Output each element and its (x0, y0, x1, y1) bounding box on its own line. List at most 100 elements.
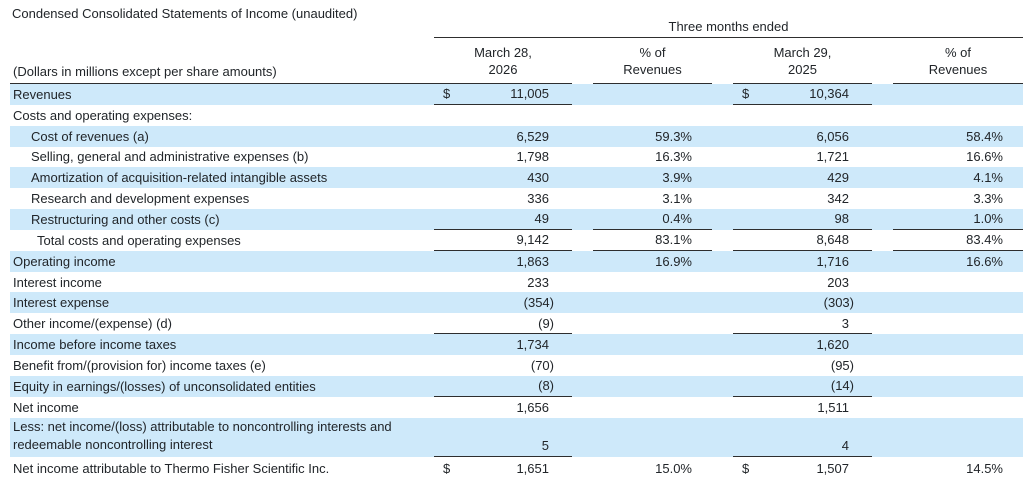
percent-cell: 59.3% (655, 128, 692, 144)
row-label: Interest expense (10, 295, 434, 310)
row-label: Costs and operating expenses: (10, 108, 434, 123)
table-row: Operating income 1,863 16.9% 1,716 16.6% (10, 250, 1023, 272)
table-row: Net income attributable to Thermo Fisher… (10, 457, 1023, 480)
cell-value: 1,863 (516, 253, 549, 269)
column-header-pct-2025: % of Revenues (893, 38, 1023, 84)
percent-cell (893, 272, 1023, 293)
amount-cell: $1,507 (733, 457, 872, 480)
cell-value: 3 (841, 315, 849, 331)
percent-cell (893, 397, 1023, 418)
row-label-line: Income before income taxes (13, 337, 177, 353)
cell-value: 1,716 (816, 253, 849, 269)
amount-cell: 6,529 (434, 126, 572, 147)
dollar-sign: $ (443, 460, 451, 476)
percent-cell (593, 418, 712, 457)
row-label: Net income (10, 400, 434, 415)
percent-cell (593, 272, 712, 293)
percent-cell: 58.4% (966, 128, 1003, 144)
percent-cell: 83.4% (893, 230, 1023, 251)
amount-cell: 3 (733, 313, 872, 335)
percent-cell (893, 355, 1023, 376)
row-label-line: Research and development expenses (31, 191, 250, 207)
table-row: Less: net income/(loss) attributable to … (10, 417, 1023, 457)
amount-cell: 203 (733, 272, 872, 293)
dollar-sign: $ (742, 460, 750, 476)
table-row: Research and development expenses 336 3.1%… (10, 188, 1023, 209)
row-label: Cost of revenues (a) (10, 129, 434, 144)
percent-cell (593, 292, 712, 313)
row-label-line: Other income/(expense) (d) (13, 316, 172, 332)
cell-value: 1,507 (816, 460, 849, 476)
percent-cell (893, 376, 1023, 397)
percent-cell (593, 376, 712, 397)
percent-cell: 1.0% (893, 209, 1023, 230)
amount-cell: 6,056 (733, 126, 872, 147)
amount-cell: 336 (434, 188, 572, 209)
percent-cell: 3.1% (662, 191, 692, 207)
amount-cell: 430 (434, 167, 572, 188)
table-row: Selling, general and administrative expe… (10, 147, 1023, 168)
amount-cell: 9,142 (434, 230, 572, 251)
cell-value: 430 (527, 170, 549, 186)
amount-cell: 233 (434, 272, 572, 293)
percent-cell (893, 418, 1023, 457)
row-label-line: Net income (13, 399, 79, 415)
percent-cell (593, 355, 712, 376)
cell-value: 203 (827, 274, 849, 290)
page-title: Condensed Consolidated Statements of Inc… (12, 6, 358, 21)
amount-cell (733, 105, 872, 126)
amount-cell: 49 (434, 209, 572, 230)
percent-cell (593, 84, 712, 105)
percent-cell: 16.6% (966, 149, 1003, 165)
amount-cell: 1,798 (434, 147, 572, 168)
table-row: Income before income taxes 1,734 1,620 (10, 334, 1023, 355)
table-column-header-row: (Dollars in millions except per share am… (10, 38, 1023, 84)
amount-cell: 342 (733, 188, 872, 209)
cell-value: 6,056 (816, 128, 849, 144)
column-header-line2: Revenues (623, 62, 682, 77)
row-label-line: Less: net income/(loss) attributable to … (13, 418, 392, 434)
table-row: Net income 1,656 1,511 (10, 397, 1023, 418)
cell-value: (70) (530, 357, 554, 373)
column-header-line2: Revenues (928, 62, 988, 77)
percent-cell (893, 84, 1023, 105)
cell-value: 1,511 (817, 399, 849, 415)
cell-value: 342 (827, 191, 849, 207)
percent-cell: 3.9% (662, 170, 692, 186)
row-label: Total costs and operating expenses (10, 233, 434, 248)
column-header-date-2025: March 29, 2025 (733, 38, 872, 84)
cell-value: 1,651 (516, 460, 549, 476)
cell-value: 4 (841, 437, 849, 453)
cell-value: 11,005 (510, 86, 549, 102)
percent-cell (893, 292, 1023, 313)
column-header-date-2026: March 28, 2026 (434, 38, 572, 84)
row-label-line: Amortization of acquisition-related inta… (31, 170, 328, 186)
amount-cell: $11,005 (434, 84, 572, 105)
percent-cell (893, 105, 1023, 126)
percent-cell (593, 334, 712, 355)
column-header-line1: % of (944, 45, 971, 60)
amount-cell: 1,656 (434, 397, 572, 418)
amount-cell: 5 (434, 418, 572, 457)
cell-value: 1,721 (816, 149, 849, 165)
table-row: Benefit from/(provision for) income taxe… (10, 355, 1023, 376)
table-body: Revenues $11,005 $10,364 Costs and operatin… (10, 84, 1023, 480)
row-label-line: Interest expense (13, 295, 110, 311)
amount-cell: 98 (733, 209, 872, 230)
amount-cell: (95) (733, 355, 872, 376)
row-label: Selling, general and administrative expe… (10, 149, 434, 164)
row-label: Net income attributable to Thermo Fisher… (10, 461, 434, 476)
amount-cell: (303) (733, 292, 872, 313)
cell-value: 1,620 (816, 337, 849, 353)
row-label-line: Total costs and operating expenses (37, 232, 241, 248)
amount-cell: 1,716 (733, 251, 872, 272)
cell-value: 5 (541, 437, 549, 453)
amount-cell: $1,651 (434, 457, 572, 480)
amount-cell: 1,863 (434, 251, 572, 272)
amount-cell: 429 (733, 167, 872, 188)
amount-cell: (9) (434, 313, 572, 335)
cell-value: 1,656 (516, 399, 549, 415)
cell-value: (9) (538, 315, 554, 331)
table-row: Total costs and operating expenses 9,142 8… (10, 230, 1023, 251)
row-label-line: Restructuring and other costs (c) (31, 211, 220, 227)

__Your objective__. Please rewrite all the records above with "Interest expense" replaced by "Interest cost" and everything else unchanged. Leave the pictures out.

__Exercise answer__.
Output each element and its (x0, y0, x1, y1) bounding box on its own line. List at most 100 elements.
percent-cell: 59.3% (655, 128, 692, 144)
row-label: Interest cost (10, 295, 434, 310)
row-label: Costs and operating expenses: (10, 108, 434, 123)
table-row: Operating income 1,863 16.9% 1,716 16.6% (10, 250, 1023, 272)
table-row: Net income attributable to Thermo Fisher… (10, 457, 1023, 480)
cell-value: 1,863 (516, 253, 549, 269)
column-header-pct-2025: % of Revenues (893, 38, 1023, 84)
percent-cell (893, 272, 1023, 293)
amount-cell: $1,507 (733, 457, 872, 480)
cell-value: 3 (841, 315, 849, 331)
percent-cell (893, 397, 1023, 418)
row-label-line: Income before income taxes (13, 337, 177, 353)
cell-value: 1,716 (816, 253, 849, 269)
amount-cell: 6,529 (434, 126, 572, 147)
dollar-sign: $ (443, 460, 451, 476)
percent-cell (593, 418, 712, 457)
row-label: Net income (10, 400, 434, 415)
percent-cell (593, 272, 712, 293)
percent-cell: 58.4% (966, 128, 1003, 144)
percent-cell: 83.4% (893, 230, 1023, 251)
amount-cell: 3 (733, 313, 872, 335)
percent-cell (893, 355, 1023, 376)
row-label-line: Research and development expenses (31, 191, 250, 207)
table-row: Less: net income/(loss) attributable to … (10, 417, 1023, 457)
amount-cell: 203 (733, 272, 872, 293)
dollar-sign: $ (742, 460, 750, 476)
table-row: Research and development expenses 336 3.1%… (10, 188, 1023, 209)
row-label: Cost of revenues (a) (10, 129, 434, 144)
percent-cell (593, 292, 712, 313)
row-label-line: Other income/(expense) (d) (13, 316, 172, 332)
cell-value: 1,507 (816, 460, 849, 476)
percent-cell (893, 376, 1023, 397)
percent-cell (593, 376, 712, 397)
percent-cell: 1.0% (893, 209, 1023, 230)
amount-cell: 6,056 (733, 126, 872, 147)
amount-cell: 336 (434, 188, 572, 209)
percent-cell: 3.1% (662, 191, 692, 207)
amount-cell: 430 (434, 167, 572, 188)
table-row: Selling, general and administrative expe… (10, 147, 1023, 168)
amount-cell: 9,142 (434, 230, 572, 251)
cell-value: 430 (527, 170, 549, 186)
amount-cell: 233 (434, 272, 572, 293)
percent-cell (893, 418, 1023, 457)
row-label-line: Net income (13, 399, 79, 415)
percent-cell (593, 355, 712, 376)
cell-value: 203 (827, 274, 849, 290)
page-title: Condensed Consolidated Statements of Inc… (12, 6, 358, 21)
amount-cell (733, 105, 872, 126)
amount-cell: 49 (434, 209, 572, 230)
percent-cell (593, 84, 712, 105)
percent-cell: 16.6% (966, 149, 1003, 165)
amount-cell: 1,798 (434, 147, 572, 168)
table-row: Income before income taxes 1,734 1,620 (10, 334, 1023, 355)
table-column-header-row: (Dollars in millions except per share am… (10, 38, 1023, 84)
amount-cell: 342 (733, 188, 872, 209)
cell-value: 6,056 (816, 128, 849, 144)
column-header-line2: Revenues (623, 62, 682, 77)
row-label-line: Less: net income/(loss) attributable to … (13, 418, 392, 434)
table-row: Net income 1,656 1,511 (10, 397, 1023, 418)
cell-value: (70) (530, 357, 554, 373)
column-header-line2: Revenues (928, 62, 988, 77)
percent-cell (893, 84, 1023, 105)
cell-value: 1,511 (817, 399, 849, 415)
cell-value: 342 (827, 191, 849, 207)
percent-cell: 3.9% (662, 170, 692, 186)
row-label: Total costs and operating expenses (10, 233, 434, 248)
column-header-date-2025: March 29, 2025 (733, 38, 872, 84)
cell-value: 1,651 (516, 460, 549, 476)
cell-value: 4 (841, 437, 849, 453)
cell-value: 11,005 (510, 86, 549, 102)
percent-cell (893, 292, 1023, 313)
column-header-date-2026: March 28, 2026 (434, 38, 572, 84)
row-label-line: Amortization of acquisition-related inta… (31, 170, 328, 186)
amount-cell: $11,005 (434, 84, 572, 105)
percent-cell (893, 105, 1023, 126)
percent-cell (593, 334, 712, 355)
column-header-line1: % of (944, 45, 971, 60)
amount-cell: 1,656 (434, 397, 572, 418)
amount-cell: 5 (434, 418, 572, 457)
cell-value: 1,721 (816, 149, 849, 165)
table-row: Benefit from/(provision for) income taxe… (10, 355, 1023, 376)
table-body: Revenues $11,005 $10,364 Costs and operatin… (10, 84, 1023, 480)
row-label-line: Interest cost (13, 295, 110, 311)
amount-cell: 98 (733, 209, 872, 230)
amount-cell: (95) (733, 355, 872, 376)
row-label: Selling, general and administrative expe… (10, 149, 434, 164)
row-label: Net income attributable to Thermo Fisher… (10, 461, 434, 476)
amount-cell: (303) (733, 292, 872, 313)
cell-value: 1,620 (816, 337, 849, 353)
row-label-line: Total costs and operating expenses (37, 232, 241, 248)
amount-cell: 1,716 (733, 251, 872, 272)
cell-value: 5 (541, 437, 549, 453)
amount-cell: $1,651 (434, 457, 572, 480)
amount-cell: 1,863 (434, 251, 572, 272)
amount-cell: 429 (733, 167, 872, 188)
amount-cell: (9) (434, 313, 572, 335)
cell-value: 1,656 (516, 399, 549, 415)
cell-value: (9) (538, 315, 554, 331)
table-row: Total costs and operating expenses 9,142 8… (10, 230, 1023, 251)
row-label-line: Restructuring and other costs (c) (31, 211, 220, 227)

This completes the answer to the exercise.